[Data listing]
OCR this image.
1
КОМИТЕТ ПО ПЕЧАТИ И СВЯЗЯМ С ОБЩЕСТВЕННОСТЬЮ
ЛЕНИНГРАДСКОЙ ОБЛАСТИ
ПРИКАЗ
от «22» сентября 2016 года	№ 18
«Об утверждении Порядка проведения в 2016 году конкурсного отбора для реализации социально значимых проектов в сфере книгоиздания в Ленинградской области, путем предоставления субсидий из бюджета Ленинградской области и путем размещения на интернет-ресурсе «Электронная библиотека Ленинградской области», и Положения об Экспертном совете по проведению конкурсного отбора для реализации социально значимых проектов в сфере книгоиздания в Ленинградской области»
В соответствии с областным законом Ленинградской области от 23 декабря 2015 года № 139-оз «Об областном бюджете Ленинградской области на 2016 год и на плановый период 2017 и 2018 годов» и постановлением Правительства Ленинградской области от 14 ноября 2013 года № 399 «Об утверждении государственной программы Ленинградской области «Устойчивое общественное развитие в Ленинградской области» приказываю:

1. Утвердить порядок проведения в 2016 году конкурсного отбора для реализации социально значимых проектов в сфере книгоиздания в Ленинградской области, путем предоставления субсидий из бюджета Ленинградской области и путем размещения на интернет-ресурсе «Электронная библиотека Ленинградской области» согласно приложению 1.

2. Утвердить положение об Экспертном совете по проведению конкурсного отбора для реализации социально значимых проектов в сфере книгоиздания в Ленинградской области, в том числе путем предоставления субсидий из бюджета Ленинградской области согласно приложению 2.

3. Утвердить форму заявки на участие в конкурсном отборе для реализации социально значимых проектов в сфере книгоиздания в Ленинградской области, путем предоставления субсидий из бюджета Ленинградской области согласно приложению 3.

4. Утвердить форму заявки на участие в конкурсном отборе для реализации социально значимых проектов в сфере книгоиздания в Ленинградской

— TASK —
Write the complete data out, exactly as above.

— WRITTEN REPLY —
OCR this image.
1
КОМИТЕТ ПО ПЕЧАТИ И СВЯЗЯМ С ОБЩЕСТВЕННОСТЬЮ
ЛЕНИНГРАДСКОЙ ОБЛАСТИ
ПРИКАЗ
от «22» сентября 2016 года	№ 18
«Об утверждении Порядка проведения в 2016 году конкурсного отбора для реализации социально значимых проектов в сфере книгоиздания в Ленинградской области, путем предоставления субсидий из бюджета Ленинградской области и путем размещения на интернет-ресурсе «Электронная библиотека Ленинградской области», и Положения об Экспертном совете по проведению конкурсного отбора для реализации социально значимых проектов в сфере книгоиздания в Ленинградской области»
В соответствии с областным законом Ленинградской области от 23 декабря 2015 года № 139-оз «Об областном бюджете Ленинградской области на 2016 год и на плановый период 2017 и 2018 годов» и постановлением Правительства Ленинградской области от 14 ноября 2013 года № 399 «Об утверждении государственной программы Ленинградской области «Устойчивое общественное развитие в Ленинградской области» приказываю:

1. Утвердить порядок проведения в 2016 году конкурсного отбора для реализации социально значимых проектов в сфере книгоиздания в Ленинградской области, путем предоставления субсидий из бюджета Ленинградской области и путем размещения на интернет-ресурсе «Электронная библиотека Ленинградской области» согласно приложению 1.

2. Утвердить положение об Экспертном совете по проведению конкурсного отбора для реализации социально значимых проектов в сфере книгоиздания в Ленинградской области, в том числе путем предоставления субсидий из бюджета Ленинградской области согласно приложению 2.

3. Утвердить форму заявки на участие в конкурсном отборе для реализации социально значимых проектов в сфере книгоиздания в Ленинградской области, путем предоставления субсидий из бюджета Ленинградской области согласно приложению 3.

4. Утвердить форму заявки на участие в конкурсном отборе для реализации социально значимых проектов в сфере книгоиздания в Ленинградской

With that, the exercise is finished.